**Work to be completed**
Each entry below is to be transcribed exactly.

**Data for this task**

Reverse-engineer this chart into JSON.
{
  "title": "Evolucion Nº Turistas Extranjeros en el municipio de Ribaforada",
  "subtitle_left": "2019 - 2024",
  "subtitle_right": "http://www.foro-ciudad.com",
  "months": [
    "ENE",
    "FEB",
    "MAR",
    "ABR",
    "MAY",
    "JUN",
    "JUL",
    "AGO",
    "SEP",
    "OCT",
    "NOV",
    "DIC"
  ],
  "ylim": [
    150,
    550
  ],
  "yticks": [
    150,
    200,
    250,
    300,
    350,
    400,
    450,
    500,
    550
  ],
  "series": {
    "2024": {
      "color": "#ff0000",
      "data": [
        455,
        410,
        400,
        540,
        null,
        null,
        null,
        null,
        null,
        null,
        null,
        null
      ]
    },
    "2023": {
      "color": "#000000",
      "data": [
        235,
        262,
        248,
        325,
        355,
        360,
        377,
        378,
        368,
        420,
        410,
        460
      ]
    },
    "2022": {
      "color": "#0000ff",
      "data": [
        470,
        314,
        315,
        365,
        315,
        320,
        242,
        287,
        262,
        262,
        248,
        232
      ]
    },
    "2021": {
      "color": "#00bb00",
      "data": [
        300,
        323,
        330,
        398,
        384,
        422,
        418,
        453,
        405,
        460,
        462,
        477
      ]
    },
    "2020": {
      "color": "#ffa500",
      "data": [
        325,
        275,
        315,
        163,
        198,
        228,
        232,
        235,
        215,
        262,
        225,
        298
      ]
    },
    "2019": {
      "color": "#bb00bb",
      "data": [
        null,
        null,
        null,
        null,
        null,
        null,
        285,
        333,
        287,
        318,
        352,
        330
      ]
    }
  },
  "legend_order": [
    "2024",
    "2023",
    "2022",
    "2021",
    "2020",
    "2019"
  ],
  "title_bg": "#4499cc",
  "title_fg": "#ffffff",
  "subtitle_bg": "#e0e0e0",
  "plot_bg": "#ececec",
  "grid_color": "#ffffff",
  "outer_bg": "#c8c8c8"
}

**Solution for this task**
Reverse-engineer this chart into JSON.
{
  "title": "Evolucion Nº Turistas Extranjeros en el municipio de Ribaforada",
  "subtitle_left": "2019 - 2024",
  "subtitle_right": "http://www.foro-ciudad.com",
  "months": [
    "ENE",
    "FEB",
    "MAR",
    "ABR",
    "MAY",
    "JUN",
    "JUL",
    "AGO",
    "SEP",
    "OCT",
    "NOV",
    "DIC"
  ],
  "ylim": [
    150,
    550
  ],
  "yticks": [
    150,
    200,
    250,
    300,
    350,
    400,
    450,
    500,
    550
  ],
  "series": {
    "2024": {
      "color": "#ff0000",
      "data": [
        455,
        410,
        400,
        540,
        null,
        null,
        null,
        null,
        null,
        null,
        null,
        null
      ]
    },
    "2023": {
      "color": "#000000",
      "data": [
        235,
        262,
        248,
        325,
        355,
        360,
        377,
        378,
        368,
        420,
        410,
        460
      ]
    },
    "2022": {
      "color": "#0000ff",
      "data": [
        470,
        314,
        315,
        365,
        315,
        320,
        242,
        287,
        262,
        262,
        248,
        232
      ]
    },
    "2021": {
      "color": "#00bb00",
      "data": [
        300,
        323,
        330,
        398,
        384,
        422,
        418,
        453,
        405,
        460,
        462,
        477
      ]
    },
    "2020": {
      "color": "#ffa500",
      "data": [
        325,
        275,
        315,
        163,
        198,
        228,
        232,
        235,
        215,
        262,
        225,
        298
      ]
    },
    "2019": {
      "color": "#bb00bb",
      "data": [
        null,
        null,
        null,
        null,
        null,
        null,
        285,
        333,
        287,
        318,
        352,
        330
      ]
    }
  },
  "legend_order": [
    "2024",
    "2023",
    "2022",
    "2021",
    "2020",
    "2019"
  ],
  "title_bg": "#4499cc",
  "title_fg": "#ffffff",
  "subtitle_bg": "#e0e0e0",
  "plot_bg": "#ececec",
  "grid_color": "#ffffff",
  "outer_bg": "#c8c8c8"
}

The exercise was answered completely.